> _WHAT TO DO_
Only the number is wanted: tally the lines below that contain the word "index".
**** RECORDS SUPPLIED ****
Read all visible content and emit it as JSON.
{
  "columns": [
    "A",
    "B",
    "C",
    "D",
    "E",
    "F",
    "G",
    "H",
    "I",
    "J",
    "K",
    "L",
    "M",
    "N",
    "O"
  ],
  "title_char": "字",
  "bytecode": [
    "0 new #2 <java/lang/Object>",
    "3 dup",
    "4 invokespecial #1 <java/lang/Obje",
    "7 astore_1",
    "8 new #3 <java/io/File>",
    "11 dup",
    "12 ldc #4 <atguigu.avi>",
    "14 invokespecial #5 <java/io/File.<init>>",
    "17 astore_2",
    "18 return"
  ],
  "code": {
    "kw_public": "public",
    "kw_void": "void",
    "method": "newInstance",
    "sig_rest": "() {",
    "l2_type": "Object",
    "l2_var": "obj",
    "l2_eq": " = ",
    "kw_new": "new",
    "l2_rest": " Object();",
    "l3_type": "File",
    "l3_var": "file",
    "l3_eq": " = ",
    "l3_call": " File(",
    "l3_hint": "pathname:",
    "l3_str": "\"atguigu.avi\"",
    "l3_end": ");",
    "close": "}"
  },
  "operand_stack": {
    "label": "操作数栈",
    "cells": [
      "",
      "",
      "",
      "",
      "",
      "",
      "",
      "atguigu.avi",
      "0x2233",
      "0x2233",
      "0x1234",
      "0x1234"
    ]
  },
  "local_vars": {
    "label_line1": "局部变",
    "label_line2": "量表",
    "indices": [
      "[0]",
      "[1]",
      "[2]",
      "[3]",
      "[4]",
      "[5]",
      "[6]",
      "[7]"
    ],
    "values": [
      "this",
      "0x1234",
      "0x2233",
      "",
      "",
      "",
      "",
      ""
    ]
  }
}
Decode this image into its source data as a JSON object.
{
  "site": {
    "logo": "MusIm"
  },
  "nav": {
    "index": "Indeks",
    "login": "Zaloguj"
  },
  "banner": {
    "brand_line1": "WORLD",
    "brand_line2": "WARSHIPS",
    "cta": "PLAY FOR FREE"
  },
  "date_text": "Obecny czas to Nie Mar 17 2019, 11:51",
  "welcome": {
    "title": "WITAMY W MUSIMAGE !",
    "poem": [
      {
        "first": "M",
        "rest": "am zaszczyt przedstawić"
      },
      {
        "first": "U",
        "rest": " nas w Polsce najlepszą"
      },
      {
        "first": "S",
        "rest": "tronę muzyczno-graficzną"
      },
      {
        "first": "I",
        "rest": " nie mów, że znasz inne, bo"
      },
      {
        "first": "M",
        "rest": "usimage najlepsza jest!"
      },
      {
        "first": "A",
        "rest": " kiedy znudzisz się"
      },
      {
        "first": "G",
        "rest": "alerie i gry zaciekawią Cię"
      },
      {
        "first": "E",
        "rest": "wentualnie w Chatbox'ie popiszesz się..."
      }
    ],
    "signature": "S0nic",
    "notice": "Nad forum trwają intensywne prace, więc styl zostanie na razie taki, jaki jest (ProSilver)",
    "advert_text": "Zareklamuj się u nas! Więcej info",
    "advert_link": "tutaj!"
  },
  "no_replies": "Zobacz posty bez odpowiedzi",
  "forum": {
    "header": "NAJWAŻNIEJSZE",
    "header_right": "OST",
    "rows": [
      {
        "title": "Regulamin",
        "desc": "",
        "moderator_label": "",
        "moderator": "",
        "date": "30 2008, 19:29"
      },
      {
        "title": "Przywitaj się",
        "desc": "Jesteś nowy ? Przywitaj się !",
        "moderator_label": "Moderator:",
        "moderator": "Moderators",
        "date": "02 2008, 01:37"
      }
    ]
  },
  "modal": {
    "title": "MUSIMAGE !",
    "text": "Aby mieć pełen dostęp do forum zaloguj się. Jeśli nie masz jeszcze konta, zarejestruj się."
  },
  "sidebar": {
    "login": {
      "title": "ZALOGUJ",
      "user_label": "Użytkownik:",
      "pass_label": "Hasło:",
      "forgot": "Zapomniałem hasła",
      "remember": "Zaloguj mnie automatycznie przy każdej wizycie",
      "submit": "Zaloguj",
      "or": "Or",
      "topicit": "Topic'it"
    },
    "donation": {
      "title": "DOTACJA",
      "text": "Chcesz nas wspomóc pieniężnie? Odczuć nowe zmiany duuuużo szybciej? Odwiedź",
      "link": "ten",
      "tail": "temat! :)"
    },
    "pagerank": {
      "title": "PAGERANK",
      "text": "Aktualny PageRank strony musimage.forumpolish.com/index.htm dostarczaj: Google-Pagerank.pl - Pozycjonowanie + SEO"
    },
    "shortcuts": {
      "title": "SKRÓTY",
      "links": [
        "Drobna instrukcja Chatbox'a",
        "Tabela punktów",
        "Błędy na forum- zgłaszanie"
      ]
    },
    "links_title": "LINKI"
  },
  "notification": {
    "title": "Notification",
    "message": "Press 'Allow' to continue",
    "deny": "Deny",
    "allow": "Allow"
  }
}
****
> _TASK SOLUTION_
2